## [PAGE TEXT]

----------------------------------------

In 2010 we were blessed with a beautiful and very special baby girl called "Karma" who was born with very complex respiratory and gastro medical issues making her number 7 in the world with her unique genetic condition called "Duplication 22q12q13".
At first, our gut feeling was saying something is not right. She wanted to sleep 24/7, hardly cried and was not really interested to feed. I tried breast feeding, bottle feeding, yet still she was not keen.
We took her to the baby clinic and the GP said she seems fine and dismissed our initial concerns saying she did not need a further referral.
In despair, we contacted Great Ormond Street Hospital in London and booked a private appointment to see the Gastro team. As parents, we could not just sit there and do nothing. Something was definitely not right!
She was 3 months old when we went to see the gastro consultant at GOSH. The consultant immediately took one look at her and said she did seem to have mild dysmorphic features and would need to undergo various tests to identify the issues.
After that first visit, GOSH contacted our GP and asked them for an immediate referral as they shared our same concerns.
A month later, she became very poorly. We rushed her to our local hospital. Her oxygen saturation's were low, her breathing was heavy. X-rays confirmed aspiration pneumonia. Our baby girl was aspirating due to dysphagia (swallowing problems) in addition to suffering from severe reflux. This caused her upper right lung to collapse.
Little did we know at the time that the tiniest things we would normally take for granted in life such as eating orally and swallowing saliva was actually life threatening for her. This was a scary new world we were entering!
From then, she required naso-gastric tube feeds and required 24/7 portable oxygen therapy.
It was DAUNTING! We had to bottle our feelings and crack on with it. Our baby was fragile and needed our strength to help her.
After spending months on end between GOSH and our local hospital undergoing treatments and investigations, she was finally diagnosed. Her syndrome is extremely rare and there is not much information to go by.
At 8 months old, her condition got worse. GOSH put her on an emergency surgery list explaining that if they don’t operate asap her lungs will not be able to go on. After 5 days of being on the list, she was operated on.
The procedure entailed a Nissen Fundoplication and fitting a G-tube button at the same time. We still remember to this day the surgeon telling us that they usually don't like doing a big Nissen op on a tiny baby but we really had no other option as her lungs needed to be saved.
Her problem was being caused by poor swallow (including aspirating on her own saliva) and severe GERD. It was a problem caused by both ends.
We literally spent the first year of her life in hospital. It was surreal! We celebrated her first birthday at Great Ormond Street Hospital and got discharged a few days after.
We can not thank the nurses and consultants enough. We will forever be grateful. The Nissen's and gtube really saved her life!
6 months after surgery, her lungs started to get stronger and we managed to wean her off the oxygen.
She does suffer from low immune system and winter months can get pretty rough and isolating as we can become house bound at times. She is 11 years old now, however physically looks no bigger than a 5 year old weighing 15kg’s and 98 cm in height.

----------------------------------------

## [ACTIVITY LIST]
1 > In the story about Karma above, rewrite the paragraph that starts "A month later, she became very poorly" as a short list of its main facts.
2 > Carry the story about Karma on past its final sentence.

----------------------------------------

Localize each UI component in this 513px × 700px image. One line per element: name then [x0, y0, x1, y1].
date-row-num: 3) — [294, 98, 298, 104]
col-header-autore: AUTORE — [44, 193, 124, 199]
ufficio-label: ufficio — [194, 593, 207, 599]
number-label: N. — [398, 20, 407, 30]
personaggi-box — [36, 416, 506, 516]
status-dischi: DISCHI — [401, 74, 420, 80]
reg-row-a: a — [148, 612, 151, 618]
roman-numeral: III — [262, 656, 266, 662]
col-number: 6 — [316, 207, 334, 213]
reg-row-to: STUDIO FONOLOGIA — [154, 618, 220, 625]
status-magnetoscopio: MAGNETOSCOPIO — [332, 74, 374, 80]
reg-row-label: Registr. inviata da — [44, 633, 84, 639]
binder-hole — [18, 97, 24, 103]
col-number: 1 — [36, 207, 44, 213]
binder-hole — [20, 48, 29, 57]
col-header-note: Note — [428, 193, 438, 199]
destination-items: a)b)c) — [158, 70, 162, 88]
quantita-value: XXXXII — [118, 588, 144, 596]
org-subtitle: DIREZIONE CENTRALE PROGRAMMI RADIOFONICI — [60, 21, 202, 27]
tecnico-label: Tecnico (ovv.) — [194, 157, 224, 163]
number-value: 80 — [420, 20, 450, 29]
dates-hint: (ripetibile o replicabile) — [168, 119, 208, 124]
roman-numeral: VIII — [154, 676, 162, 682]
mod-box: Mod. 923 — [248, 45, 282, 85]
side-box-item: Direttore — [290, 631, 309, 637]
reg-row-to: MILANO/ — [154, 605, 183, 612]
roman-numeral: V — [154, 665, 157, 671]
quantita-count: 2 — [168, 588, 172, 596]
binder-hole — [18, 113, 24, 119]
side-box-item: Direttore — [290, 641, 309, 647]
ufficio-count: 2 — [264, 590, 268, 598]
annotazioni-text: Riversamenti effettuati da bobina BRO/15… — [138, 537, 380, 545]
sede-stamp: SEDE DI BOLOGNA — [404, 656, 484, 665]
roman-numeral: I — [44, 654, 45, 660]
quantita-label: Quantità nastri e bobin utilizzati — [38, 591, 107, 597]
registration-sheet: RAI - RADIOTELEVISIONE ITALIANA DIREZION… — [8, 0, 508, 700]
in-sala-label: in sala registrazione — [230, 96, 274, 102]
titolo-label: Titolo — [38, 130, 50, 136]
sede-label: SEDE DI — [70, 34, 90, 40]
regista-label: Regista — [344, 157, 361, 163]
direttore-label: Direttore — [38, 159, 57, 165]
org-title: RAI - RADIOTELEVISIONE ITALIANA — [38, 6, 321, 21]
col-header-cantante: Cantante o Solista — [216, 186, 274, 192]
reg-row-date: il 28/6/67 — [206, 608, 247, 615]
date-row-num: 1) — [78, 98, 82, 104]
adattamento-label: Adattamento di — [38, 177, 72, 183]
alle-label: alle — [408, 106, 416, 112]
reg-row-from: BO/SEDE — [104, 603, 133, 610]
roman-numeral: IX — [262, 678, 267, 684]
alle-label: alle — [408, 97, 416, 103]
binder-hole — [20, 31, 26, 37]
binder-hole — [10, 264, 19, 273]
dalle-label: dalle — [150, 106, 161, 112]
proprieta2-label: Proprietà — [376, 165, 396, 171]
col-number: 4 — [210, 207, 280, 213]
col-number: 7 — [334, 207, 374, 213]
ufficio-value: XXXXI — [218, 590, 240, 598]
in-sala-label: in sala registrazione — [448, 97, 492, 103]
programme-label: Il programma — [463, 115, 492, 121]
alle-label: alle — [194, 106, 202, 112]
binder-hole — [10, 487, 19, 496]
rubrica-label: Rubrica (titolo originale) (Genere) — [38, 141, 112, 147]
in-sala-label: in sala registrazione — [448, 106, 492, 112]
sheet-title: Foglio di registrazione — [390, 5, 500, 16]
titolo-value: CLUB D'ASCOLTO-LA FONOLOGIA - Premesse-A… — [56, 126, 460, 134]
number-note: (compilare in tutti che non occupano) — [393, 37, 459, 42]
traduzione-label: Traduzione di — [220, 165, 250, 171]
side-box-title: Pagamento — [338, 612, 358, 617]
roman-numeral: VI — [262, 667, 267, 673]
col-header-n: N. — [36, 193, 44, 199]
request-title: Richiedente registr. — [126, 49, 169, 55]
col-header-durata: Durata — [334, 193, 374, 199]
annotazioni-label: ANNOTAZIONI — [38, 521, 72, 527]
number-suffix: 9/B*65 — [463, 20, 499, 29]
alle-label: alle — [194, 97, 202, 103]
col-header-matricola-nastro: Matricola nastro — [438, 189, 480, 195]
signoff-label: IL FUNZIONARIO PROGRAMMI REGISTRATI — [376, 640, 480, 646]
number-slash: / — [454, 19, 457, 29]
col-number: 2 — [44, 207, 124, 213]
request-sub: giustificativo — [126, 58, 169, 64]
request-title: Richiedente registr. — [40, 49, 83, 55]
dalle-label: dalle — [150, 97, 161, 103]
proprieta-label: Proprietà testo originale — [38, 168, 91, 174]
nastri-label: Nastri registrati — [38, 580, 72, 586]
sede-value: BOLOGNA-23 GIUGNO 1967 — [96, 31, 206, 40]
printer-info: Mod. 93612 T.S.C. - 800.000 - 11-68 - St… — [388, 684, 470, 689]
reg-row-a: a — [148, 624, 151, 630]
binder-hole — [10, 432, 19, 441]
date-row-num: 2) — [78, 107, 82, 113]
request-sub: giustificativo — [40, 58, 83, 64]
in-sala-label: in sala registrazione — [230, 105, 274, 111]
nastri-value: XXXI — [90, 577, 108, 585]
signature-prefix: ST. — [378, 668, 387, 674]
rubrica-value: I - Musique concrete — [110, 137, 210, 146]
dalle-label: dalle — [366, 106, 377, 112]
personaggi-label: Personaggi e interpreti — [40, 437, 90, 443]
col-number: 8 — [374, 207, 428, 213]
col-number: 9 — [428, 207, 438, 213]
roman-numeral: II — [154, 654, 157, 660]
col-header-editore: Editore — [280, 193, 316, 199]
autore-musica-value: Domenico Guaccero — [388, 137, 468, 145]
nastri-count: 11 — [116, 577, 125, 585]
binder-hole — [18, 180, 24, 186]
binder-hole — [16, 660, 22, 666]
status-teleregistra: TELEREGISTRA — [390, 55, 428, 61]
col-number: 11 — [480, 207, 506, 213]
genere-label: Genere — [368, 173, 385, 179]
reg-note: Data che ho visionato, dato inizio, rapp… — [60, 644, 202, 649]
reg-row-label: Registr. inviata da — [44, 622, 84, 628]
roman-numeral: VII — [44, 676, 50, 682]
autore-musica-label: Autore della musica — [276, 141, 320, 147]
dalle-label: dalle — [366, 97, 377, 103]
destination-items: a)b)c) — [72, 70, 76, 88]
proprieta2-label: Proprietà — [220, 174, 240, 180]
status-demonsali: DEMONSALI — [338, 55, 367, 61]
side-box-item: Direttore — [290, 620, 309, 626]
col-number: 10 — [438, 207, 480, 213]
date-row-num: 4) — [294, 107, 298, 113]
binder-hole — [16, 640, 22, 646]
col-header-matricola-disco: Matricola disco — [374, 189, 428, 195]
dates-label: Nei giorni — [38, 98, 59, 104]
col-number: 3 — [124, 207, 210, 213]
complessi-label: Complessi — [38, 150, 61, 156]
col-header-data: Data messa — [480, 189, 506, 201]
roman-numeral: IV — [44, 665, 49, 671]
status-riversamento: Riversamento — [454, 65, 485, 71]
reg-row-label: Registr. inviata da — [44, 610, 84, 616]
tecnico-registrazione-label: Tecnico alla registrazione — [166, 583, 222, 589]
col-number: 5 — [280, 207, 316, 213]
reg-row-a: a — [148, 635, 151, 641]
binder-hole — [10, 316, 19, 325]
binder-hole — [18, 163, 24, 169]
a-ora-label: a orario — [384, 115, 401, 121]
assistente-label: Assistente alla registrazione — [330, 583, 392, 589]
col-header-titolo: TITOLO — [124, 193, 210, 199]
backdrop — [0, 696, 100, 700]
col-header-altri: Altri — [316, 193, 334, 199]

----------------------------------------

## [RESPONSES BY TASK]
1 >
- A month later, she became very ill and was rushed to the local hospital.
- Her oxygen levels were low and her breathing was heavy.
- X-rays showed aspiration pneumonia.
- She was aspirating because of swallowing problems (dysphagia) and also had severe reflux.
- This caused her upper right lung to collapse.

2 >
She is non verbal but has her own way of showing what she wants. At 5 years old she became more mobile and at 6 years of age she started eating blended puree food orally (though we have to trigger her swallow by giving her a dummy after each spoonful or else she would not swallow it).
All her fluids still go though her tube. She also requires a lot of venting and free drainage during the day to alleviate her tummy pain caused from excessive gasses. She will always have to depend on her tube for fluids and venting. Our little girl is a fighter and we have learnt more from her than she from us.
It can be a very lonely place as a special needs parent. Its very difficult to find someone to babysit for respite. I think family members and people see the tube feeding scary but really it isn't.
My first advice to all new tubie parents is to get referred to a disability social worker.
Disability social workers come out to do assessments to help with allocating families with direct payments so you can employ personal care assistants. This helps provide you as a family with respite and your child having access to community visits and assistance with care needs.
This is vital as it allows you to focus on yourself and other siblings that may feel a bit left out because you need to give your other child more care and support.
Secondly, I recommend joining tube feeding support groups/pages on social media. Its always nice to be able to have a chat, rant, advice and support from other tubie parents going through a similar journey.
Finding a supportive network is key! Remember you are not alone. There are many families going through a similar journey. When Karma got her feeding tube, we didn't know anyone! It was a very lonely, isolating and scary place to be in.
Tubie Kids FB page offer advice, support, tube feeding facts and hacks to help new parents who are just about to start or just started their tube feeding journey. We feel its important to be able to find a supportive community and help others not feel alone.
Last but not least, you can not pour from an empty cup! You need to focus on your own well being too! Easy said than done...but its true.
Your Journey might be scary at first but you will be surprised at how inspiring this journey can get!
We have met amazing and inspirational families along the way and you will too.